Problem details – Make an exact copy of all the data.

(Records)
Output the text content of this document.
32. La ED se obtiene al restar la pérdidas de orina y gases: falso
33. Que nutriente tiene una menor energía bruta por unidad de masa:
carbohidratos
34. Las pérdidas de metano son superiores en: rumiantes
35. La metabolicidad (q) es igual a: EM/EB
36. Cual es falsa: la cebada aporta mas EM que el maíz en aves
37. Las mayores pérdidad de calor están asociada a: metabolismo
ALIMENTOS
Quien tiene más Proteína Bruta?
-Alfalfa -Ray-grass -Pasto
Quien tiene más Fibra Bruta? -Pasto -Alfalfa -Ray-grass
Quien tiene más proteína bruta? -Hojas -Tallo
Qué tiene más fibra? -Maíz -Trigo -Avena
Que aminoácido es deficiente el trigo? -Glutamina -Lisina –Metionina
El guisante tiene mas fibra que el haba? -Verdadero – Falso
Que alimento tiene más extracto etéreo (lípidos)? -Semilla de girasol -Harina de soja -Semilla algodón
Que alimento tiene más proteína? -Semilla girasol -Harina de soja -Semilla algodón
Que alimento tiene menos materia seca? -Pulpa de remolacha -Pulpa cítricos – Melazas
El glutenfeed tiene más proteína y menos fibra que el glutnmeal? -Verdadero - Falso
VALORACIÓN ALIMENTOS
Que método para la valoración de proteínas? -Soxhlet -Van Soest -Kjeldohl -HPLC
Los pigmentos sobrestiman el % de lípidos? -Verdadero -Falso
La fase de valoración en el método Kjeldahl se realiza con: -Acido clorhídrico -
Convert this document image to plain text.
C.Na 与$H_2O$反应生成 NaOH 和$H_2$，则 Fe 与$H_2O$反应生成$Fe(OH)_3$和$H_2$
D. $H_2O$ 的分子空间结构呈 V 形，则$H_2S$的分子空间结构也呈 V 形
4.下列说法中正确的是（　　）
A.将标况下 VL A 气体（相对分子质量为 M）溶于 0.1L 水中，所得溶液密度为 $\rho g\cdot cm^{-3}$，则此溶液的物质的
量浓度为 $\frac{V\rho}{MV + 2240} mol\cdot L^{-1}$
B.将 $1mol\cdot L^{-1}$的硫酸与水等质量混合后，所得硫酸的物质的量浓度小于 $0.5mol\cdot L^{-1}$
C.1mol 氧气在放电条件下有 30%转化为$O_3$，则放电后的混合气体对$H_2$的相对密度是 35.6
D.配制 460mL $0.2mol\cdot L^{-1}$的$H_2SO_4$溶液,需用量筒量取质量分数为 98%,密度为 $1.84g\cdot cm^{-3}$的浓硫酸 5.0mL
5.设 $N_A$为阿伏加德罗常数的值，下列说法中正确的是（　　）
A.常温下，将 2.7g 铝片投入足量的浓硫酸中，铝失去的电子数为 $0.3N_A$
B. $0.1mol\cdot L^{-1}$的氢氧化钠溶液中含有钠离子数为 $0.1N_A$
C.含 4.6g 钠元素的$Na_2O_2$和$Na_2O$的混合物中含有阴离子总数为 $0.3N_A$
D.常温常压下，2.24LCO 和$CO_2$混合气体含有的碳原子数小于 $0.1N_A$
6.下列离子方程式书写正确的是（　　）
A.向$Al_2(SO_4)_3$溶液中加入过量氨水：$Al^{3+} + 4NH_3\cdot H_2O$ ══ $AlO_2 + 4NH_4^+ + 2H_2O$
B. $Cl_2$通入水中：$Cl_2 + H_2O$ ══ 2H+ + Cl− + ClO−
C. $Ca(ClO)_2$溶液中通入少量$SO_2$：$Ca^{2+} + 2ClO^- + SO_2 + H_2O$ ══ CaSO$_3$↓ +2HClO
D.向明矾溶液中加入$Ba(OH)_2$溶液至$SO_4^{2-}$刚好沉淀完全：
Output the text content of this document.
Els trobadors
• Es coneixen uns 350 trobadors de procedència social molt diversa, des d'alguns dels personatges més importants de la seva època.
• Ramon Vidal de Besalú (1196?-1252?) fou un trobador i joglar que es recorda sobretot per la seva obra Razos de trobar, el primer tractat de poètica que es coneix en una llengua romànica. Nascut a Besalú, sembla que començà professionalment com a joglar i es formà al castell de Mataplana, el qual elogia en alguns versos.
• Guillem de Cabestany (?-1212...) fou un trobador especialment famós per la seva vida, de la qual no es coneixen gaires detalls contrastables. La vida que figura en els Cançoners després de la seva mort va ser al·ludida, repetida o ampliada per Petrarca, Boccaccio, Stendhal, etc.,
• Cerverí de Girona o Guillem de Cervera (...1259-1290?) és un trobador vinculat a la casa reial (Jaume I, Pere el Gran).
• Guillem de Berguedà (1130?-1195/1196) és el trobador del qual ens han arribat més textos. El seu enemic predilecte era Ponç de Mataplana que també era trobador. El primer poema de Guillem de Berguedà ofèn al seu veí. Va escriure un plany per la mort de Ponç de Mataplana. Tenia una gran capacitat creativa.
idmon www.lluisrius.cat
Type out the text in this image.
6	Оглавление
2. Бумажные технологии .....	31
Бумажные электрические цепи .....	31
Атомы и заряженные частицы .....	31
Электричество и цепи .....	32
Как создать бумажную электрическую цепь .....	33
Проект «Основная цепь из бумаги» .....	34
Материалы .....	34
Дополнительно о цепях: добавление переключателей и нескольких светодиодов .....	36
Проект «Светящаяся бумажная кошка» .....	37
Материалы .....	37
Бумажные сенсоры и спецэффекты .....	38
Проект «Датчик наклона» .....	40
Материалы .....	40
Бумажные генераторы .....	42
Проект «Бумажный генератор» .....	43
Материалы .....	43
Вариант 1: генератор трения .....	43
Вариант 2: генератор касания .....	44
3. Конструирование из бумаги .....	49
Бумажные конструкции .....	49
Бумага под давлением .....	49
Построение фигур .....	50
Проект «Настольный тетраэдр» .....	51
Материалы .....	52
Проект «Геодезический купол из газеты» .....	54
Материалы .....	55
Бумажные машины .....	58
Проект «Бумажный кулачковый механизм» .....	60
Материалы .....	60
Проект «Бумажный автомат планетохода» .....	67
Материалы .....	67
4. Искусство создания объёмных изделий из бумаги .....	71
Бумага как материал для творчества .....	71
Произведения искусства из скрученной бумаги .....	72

Answer to the exercise –
Output the text content of this document.
32. La ED se obtiene al restar la pérdidas de orina y gases: falso
33. Que nutriente tiene una menor energía bruta por unidad de masa:
carbohidratos
34. Las pérdidas de metano son superiores en: rumiantes
35. La metabolicidad (q) es igual a: EM/EB
36. Cual es falsa: la cebada aporta mas EM que el maíz en aves
37. Las mayores pérdidad de calor están asociada a: metabolismo
ALIMENTOS
Quien tiene más Proteína Bruta?
-Alfalfa -Ray-grass -Pasto
Quien tiene más Fibra Bruta? -Pasto -Alfalfa -Ray-grass
Quien tiene más proteína bruta? -Hojas -Tallo
Qué tiene más fibra? -Maíz -Trigo -Avena
Que aminoácido es deficiente el trigo? -Glutamina -Lisina –Metionina
El guisante tiene mas fibra que el haba? -Verdadero – Falso
Que alimento tiene más extracto etéreo (lípidos)? -Semilla de girasol -Harina de soja -Semilla algodón
Que alimento tiene más proteína? -Semilla girasol -Harina de soja -Semilla algodón
Que alimento tiene menos materia seca? -Pulpa de remolacha -Pulpa cítricos – Melazas
El glutenfeed tiene más proteína y menos fibra que el glutnmeal? -Verdadero - Falso
VALORACIÓN ALIMENTOS
Que método para la valoración de proteínas? -Soxhlet -Van Soest -Kjeldohl -HPLC
Los pigmentos sobrestiman el % de lípidos? -Verdadero -Falso
La fase de valoración en el método Kjeldahl se realiza con: -Acido clorhídrico -
Convert this document image to plain text.
C.Na 与$H_2O$反应生成 NaOH 和$H_2$，则 Fe 与$H_2O$反应生成$Fe(OH)_3$和$H_2$
D. $H_2O$ 的分子空间结构呈 V 形，则$H_2S$的分子空间结构也呈 V 形
4.下列说法中正确的是（　　）
A.将标况下 VL A 气体（相对分子质量为 M）溶于 0.1L 水中，所得溶液密度为 $\rho g\cdot cm^{-3}$，则此溶液的物质的
量浓度为 $\frac{V\rho}{MV + 2240} mol\cdot L^{-1}$
B.将 $1mol\cdot L^{-1}$的硫酸与水等质量混合后，所得硫酸的物质的量浓度小于 $0.5mol\cdot L^{-1}$
C.1mol 氧气在放电条件下有 30%转化为$O_3$，则放电后的混合气体对$H_2$的相对密度是 35.6
D.配制 460mL $0.2mol\cdot L^{-1}$的$H_2SO_4$溶液,需用量筒量取质量分数为 98%,密度为 $1.84g\cdot cm^{-3}$的浓硫酸 5.0mL
5.设 $N_A$为阿伏加德罗常数的值，下列说法中正确的是（　　）
A.常温下，将 2.7g 铝片投入足量的浓硫酸中，铝失去的电子数为 $0.3N_A$
B. $0.1mol\cdot L^{-1}$的氢氧化钠溶液中含有钠离子数为 $0.1N_A$
C.含 4.6g 钠元素的$Na_2O_2$和$Na_2O$的混合物中含有阴离子总数为 $0.3N_A$
D.常温常压下，2.24LCO 和$CO_2$混合气体含有的碳原子数小于 $0.1N_A$
6.下列离子方程式书写正确的是（　　）
A.向$Al_2(SO_4)_3$溶液中加入过量氨水：$Al^{3+} + 4NH_3\cdot H_2O$ ══ $AlO_2 + 4NH_4^+ + 2H_2O$
B. $Cl_2$通入水中：$Cl_2 + H_2O$ ══ 2H+ + Cl− + ClO−
C. $Ca(ClO)_2$溶液中通入少量$SO_2$：$Ca^{2+} + 2ClO^- + SO_2 + H_2O$ ══ CaSO$_3$↓ +2HClO
D.向明矾溶液中加入$Ba(OH)_2$溶液至$SO_4^{2-}$刚好沉淀完全：
Output the text content of this document.
Els trobadors
• Es coneixen uns 350 trobadors de procedència social molt diversa, des d'alguns dels personatges més importants de la seva època.
• Ramon Vidal de Besalú (1196?-1252?) fou un trobador i joglar que es recorda sobretot per la seva obra Razos de trobar, el primer tractat de poètica que es coneix en una llengua romànica. Nascut a Besalú, sembla que començà professionalment com a joglar i es formà al castell de Mataplana, el qual elogia en alguns versos.
• Guillem de Cabestany (?-1212...) fou un trobador especialment famós per la seva vida, de la qual no es coneixen gaires detalls contrastables. La vida que figura en els Cançoners després de la seva mort va ser al·ludida, repetida o ampliada per Petrarca, Boccaccio, Stendhal, etc.,
• Cerverí de Girona o Guillem de Cervera (...1259-1290?) és un trobador vinculat a la casa reial (Jaume I, Pere el Gran).
• Guillem de Berguedà (1130?-1195/1196) és el trobador del qual ens han arribat més textos. El seu enemic predilecte era Ponç de Mataplana que també era trobador. El primer poema de Guillem de Berguedà ofèn al seu veí. Va escriure un plany per la mort de Ponç de Mataplana. Tenia una gran capacitat creativa.
idmon www.lluisrius.cat
Type out the text in this image.
6	Оглавление
2. Бумажные технологии .....	31
Бумажные электрические цепи .....	31
Атомы и заряженные частицы .....	31
Электричество и цепи .....	32
Как создать бумажную электрическую цепь .....	33
Проект «Основная цепь из бумаги» .....	34
Материалы .....	34
Дополнительно о цепях: добавление переключателей и нескольких светодиодов .....	36
Проект «Светящаяся бумажная кошка» .....	37
Материалы .....	37
Бумажные сенсоры и спецэффекты .....	38
Проект «Датчик наклона» .....	40
Материалы .....	40
Бумажные генераторы .....	42
Проект «Бумажный генератор» .....	43
Материалы .....	43
Вариант 1: генератор трения .....	43
Вариант 2: генератор касания .....	44
3. Конструирование из бумаги .....	49
Бумажные конструкции .....	49
Бумага под давлением .....	49
Построение фигур .....	50
Проект «Настольный тетраэдр» .....	51
Материалы .....	52
Проект «Геодезический купол из газеты» .....	54
Материалы .....	55
Бумажные машины .....	58
Проект «Бумажный кулачковый механизм» .....	60
Материалы .....	60
Проект «Бумажный автомат планетохода» .....	67
Материалы .....	67
4. Искусство создания объёмных изделий из бумаги .....	71
Бумага как материал для творчества .....	71
Произведения искусства из скрученной бумаги .....	72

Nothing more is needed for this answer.